— BEGIN —

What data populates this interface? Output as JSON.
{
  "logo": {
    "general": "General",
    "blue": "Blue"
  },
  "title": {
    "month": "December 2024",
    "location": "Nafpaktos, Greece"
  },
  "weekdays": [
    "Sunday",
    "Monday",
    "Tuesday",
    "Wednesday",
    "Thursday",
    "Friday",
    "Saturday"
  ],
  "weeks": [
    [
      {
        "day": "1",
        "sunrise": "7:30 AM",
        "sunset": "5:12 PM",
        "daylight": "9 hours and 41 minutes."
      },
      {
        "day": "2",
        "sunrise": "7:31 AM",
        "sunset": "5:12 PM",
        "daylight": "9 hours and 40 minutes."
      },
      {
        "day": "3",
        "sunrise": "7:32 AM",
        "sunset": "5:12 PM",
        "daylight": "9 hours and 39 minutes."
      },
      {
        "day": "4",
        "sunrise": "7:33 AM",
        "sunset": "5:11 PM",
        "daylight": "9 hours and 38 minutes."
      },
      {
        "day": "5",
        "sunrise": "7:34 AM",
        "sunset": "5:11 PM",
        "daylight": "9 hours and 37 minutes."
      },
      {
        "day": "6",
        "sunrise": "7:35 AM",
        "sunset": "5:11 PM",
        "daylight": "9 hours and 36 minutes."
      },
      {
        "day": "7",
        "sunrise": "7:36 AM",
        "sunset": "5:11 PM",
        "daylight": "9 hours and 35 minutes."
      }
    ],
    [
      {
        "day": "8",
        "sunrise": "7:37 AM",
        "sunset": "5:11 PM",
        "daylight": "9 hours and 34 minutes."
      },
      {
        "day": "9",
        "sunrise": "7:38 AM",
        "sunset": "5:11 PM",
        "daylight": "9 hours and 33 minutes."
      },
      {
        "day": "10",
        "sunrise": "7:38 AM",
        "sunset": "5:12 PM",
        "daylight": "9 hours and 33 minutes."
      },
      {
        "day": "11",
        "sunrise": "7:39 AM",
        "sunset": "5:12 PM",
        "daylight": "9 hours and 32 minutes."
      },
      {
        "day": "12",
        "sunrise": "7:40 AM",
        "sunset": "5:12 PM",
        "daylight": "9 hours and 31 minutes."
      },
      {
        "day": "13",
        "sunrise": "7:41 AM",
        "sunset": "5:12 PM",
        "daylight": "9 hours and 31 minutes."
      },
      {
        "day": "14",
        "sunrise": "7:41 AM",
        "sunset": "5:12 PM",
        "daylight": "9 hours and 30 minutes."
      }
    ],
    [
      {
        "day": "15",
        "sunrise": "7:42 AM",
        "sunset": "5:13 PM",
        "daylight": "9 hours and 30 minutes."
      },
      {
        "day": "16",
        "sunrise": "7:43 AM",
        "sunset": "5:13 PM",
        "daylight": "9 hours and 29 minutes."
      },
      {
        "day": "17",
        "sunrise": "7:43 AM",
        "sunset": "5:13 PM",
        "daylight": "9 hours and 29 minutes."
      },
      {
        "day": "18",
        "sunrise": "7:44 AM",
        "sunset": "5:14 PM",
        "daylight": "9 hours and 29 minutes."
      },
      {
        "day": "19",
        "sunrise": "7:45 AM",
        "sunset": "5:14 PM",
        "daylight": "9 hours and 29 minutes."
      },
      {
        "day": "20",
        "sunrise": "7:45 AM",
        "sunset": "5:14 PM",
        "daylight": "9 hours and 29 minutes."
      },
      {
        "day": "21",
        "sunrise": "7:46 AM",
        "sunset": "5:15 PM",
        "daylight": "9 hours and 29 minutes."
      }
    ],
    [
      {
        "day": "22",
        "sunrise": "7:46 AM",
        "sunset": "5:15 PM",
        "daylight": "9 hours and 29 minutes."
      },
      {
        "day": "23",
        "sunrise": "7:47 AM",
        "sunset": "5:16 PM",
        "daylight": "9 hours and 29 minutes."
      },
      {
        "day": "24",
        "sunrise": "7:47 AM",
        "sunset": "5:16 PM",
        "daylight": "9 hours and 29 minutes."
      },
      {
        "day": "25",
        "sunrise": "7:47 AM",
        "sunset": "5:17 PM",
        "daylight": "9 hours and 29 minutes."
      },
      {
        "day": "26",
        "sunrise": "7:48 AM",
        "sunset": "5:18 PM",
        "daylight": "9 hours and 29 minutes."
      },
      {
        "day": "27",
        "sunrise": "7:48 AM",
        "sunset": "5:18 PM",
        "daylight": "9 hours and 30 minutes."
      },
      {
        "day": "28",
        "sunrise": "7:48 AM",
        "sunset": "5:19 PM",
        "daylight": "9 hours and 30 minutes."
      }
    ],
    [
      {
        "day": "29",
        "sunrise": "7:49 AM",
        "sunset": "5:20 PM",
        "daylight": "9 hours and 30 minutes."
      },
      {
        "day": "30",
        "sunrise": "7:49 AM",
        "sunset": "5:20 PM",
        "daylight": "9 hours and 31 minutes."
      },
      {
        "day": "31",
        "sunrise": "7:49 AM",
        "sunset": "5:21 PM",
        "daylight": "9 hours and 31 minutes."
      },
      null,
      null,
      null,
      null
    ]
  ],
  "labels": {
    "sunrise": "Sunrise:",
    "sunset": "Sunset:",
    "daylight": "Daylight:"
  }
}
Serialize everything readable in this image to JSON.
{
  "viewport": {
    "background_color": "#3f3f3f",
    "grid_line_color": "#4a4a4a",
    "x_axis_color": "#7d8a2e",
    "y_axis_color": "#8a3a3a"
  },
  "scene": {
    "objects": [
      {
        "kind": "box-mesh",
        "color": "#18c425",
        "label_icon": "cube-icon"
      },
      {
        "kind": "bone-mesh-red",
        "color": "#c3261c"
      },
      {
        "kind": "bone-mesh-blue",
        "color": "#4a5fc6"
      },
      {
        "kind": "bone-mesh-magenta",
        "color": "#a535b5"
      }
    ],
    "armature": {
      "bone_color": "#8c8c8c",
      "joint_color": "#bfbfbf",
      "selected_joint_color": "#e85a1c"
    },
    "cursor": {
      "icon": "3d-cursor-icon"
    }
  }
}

— END —

Repeat the data precisely, line by line.

*Problem solution*
What data populates this interface? Output as JSON.
{
  "logo": {
    "general": "General",
    "blue": "Blue"
  },
  "title": {
    "month": "December 2024",
    "location": "Nafpaktos, Greece"
  },
  "weekdays": [
    "Sunday",
    "Monday",
    "Tuesday",
    "Wednesday",
    "Thursday",
    "Friday",
    "Saturday"
  ],
  "weeks": [
    [
      {
        "day": "1",
        "sunrise": "7:30 AM",
        "sunset": "5:12 PM",
        "daylight": "9 hours and 41 minutes."
      },
      {
        "day": "2",
        "sunrise": "7:31 AM",
        "sunset": "5:12 PM",
        "daylight": "9 hours and 40 minutes."
      },
      {
        "day": "3",
        "sunrise": "7:32 AM",
        "sunset": "5:12 PM",
        "daylight": "9 hours and 39 minutes."
      },
      {
        "day": "4",
        "sunrise": "7:33 AM",
        "sunset": "5:11 PM",
        "daylight": "9 hours and 38 minutes."
      },
      {
        "day": "5",
        "sunrise": "7:34 AM",
        "sunset": "5:11 PM",
        "daylight": "9 hours and 37 minutes."
      },
      {
        "day": "6",
        "sunrise": "7:35 AM",
        "sunset": "5:11 PM",
        "daylight": "9 hours and 36 minutes."
      },
      {
        "day": "7",
        "sunrise": "7:36 AM",
        "sunset": "5:11 PM",
        "daylight": "9 hours and 35 minutes."
      }
    ],
    [
      {
        "day": "8",
        "sunrise": "7:37 AM",
        "sunset": "5:11 PM",
        "daylight": "9 hours and 34 minutes."
      },
      {
        "day": "9",
        "sunrise": "7:38 AM",
        "sunset": "5:11 PM",
        "daylight": "9 hours and 33 minutes."
      },
      {
        "day": "10",
        "sunrise": "7:38 AM",
        "sunset": "5:12 PM",
        "daylight": "9 hours and 33 minutes."
      },
      {
        "day": "11",
        "sunrise": "7:39 AM",
        "sunset": "5:12 PM",
        "daylight": "9 hours and 32 minutes."
      },
      {
        "day": "12",
        "sunrise": "7:40 AM",
        "sunset": "5:12 PM",
        "daylight": "9 hours and 31 minutes."
      },
      {
        "day": "13",
        "sunrise": "7:41 AM",
        "sunset": "5:12 PM",
        "daylight": "9 hours and 31 minutes."
      },
      {
        "day": "14",
        "sunrise": "7:41 AM",
        "sunset": "5:12 PM",
        "daylight": "9 hours and 30 minutes."
      }
    ],
    [
      {
        "day": "15",
        "sunrise": "7:42 AM",
        "sunset": "5:13 PM",
        "daylight": "9 hours and 30 minutes."
      },
      {
        "day": "16",
        "sunrise": "7:43 AM",
        "sunset": "5:13 PM",
        "daylight": "9 hours and 29 minutes."
      },
      {
        "day": "17",
        "sunrise": "7:43 AM",
        "sunset": "5:13 PM",
        "daylight": "9 hours and 29 minutes."
      },
      {
        "day": "18",
        "sunrise": "7:44 AM",
        "sunset": "5:14 PM",
        "daylight": "9 hours and 29 minutes."
      },
      {
        "day": "19",
        "sunrise": "7:45 AM",
        "sunset": "5:14 PM",
        "daylight": "9 hours and 29 minutes."
      },
      {
        "day": "20",
        "sunrise": "7:45 AM",
        "sunset": "5:14 PM",
        "daylight": "9 hours and 29 minutes."
      },
      {
        "day": "21",
        "sunrise": "7:46 AM",
        "sunset": "5:15 PM",
        "daylight": "9 hours and 29 minutes."
      }
    ],
    [
      {
        "day": "22",
        "sunrise": "7:46 AM",
        "sunset": "5:15 PM",
        "daylight": "9 hours and 29 minutes."
      },
      {
        "day": "23",
        "sunrise": "7:47 AM",
        "sunset": "5:16 PM",
        "daylight": "9 hours and 29 minutes."
      },
      {
        "day": "24",
        "sunrise": "7:47 AM",
        "sunset": "5:16 PM",
        "daylight": "9 hours and 29 minutes."
      },
      {
        "day": "25",
        "sunrise": "7:47 AM",
        "sunset": "5:17 PM",
        "daylight": "9 hours and 29 minutes."
      },
      {
        "day": "26",
        "sunrise": "7:48 AM",
        "sunset": "5:18 PM",
        "daylight": "9 hours and 29 minutes."
      },
      {
        "day": "27",
        "sunrise": "7:48 AM",
        "sunset": "5:18 PM",
        "daylight": "9 hours and 30 minutes."
      },
      {
        "day": "28",
        "sunrise": "7:48 AM",
        "sunset": "5:19 PM",
        "daylight": "9 hours and 30 minutes."
      }
    ],
    [
      {
        "day": "29",
        "sunrise": "7:49 AM",
        "sunset": "5:20 PM",
        "daylight": "9 hours and 30 minutes."
      },
      {
        "day": "30",
        "sunrise": "7:49 AM",
        "sunset": "5:20 PM",
        "daylight": "9 hours and 31 minutes."
      },
      {
        "day": "31",
        "sunrise": "7:49 AM",
        "sunset": "5:21 PM",
        "daylight": "9 hours and 31 minutes."
      },
      null,
      null,
      null,
      null
    ]
  ],
  "labels": {
    "sunrise": "Sunrise:",
    "sunset": "Sunset:",
    "daylight": "Daylight:"
  }
}
Serialize everything readable in this image to JSON.
{
  "viewport": {
    "background_color": "#3f3f3f",
    "grid_line_color": "#4a4a4a",
    "x_axis_color": "#7d8a2e",
    "y_axis_color": "#8a3a3a"
  },
  "scene": {
    "objects": [
      {
        "kind": "box-mesh",
        "color": "#18c425",
        "label_icon": "cube-icon"
      },
      {
        "kind": "bone-mesh-red",
        "color": "#c3261c"
      },
      {
        "kind": "bone-mesh-blue",
        "color": "#4a5fc6"
      },
      {
        "kind": "bone-mesh-magenta",
        "color": "#a535b5"
      }
    ],
    "armature": {
      "bone_color": "#8c8c8c",
      "joint_color": "#bfbfbf",
      "selected_joint_color": "#e85a1c"
    },
    "cursor": {
      "icon": "3d-cursor-icon"
    }
  }
}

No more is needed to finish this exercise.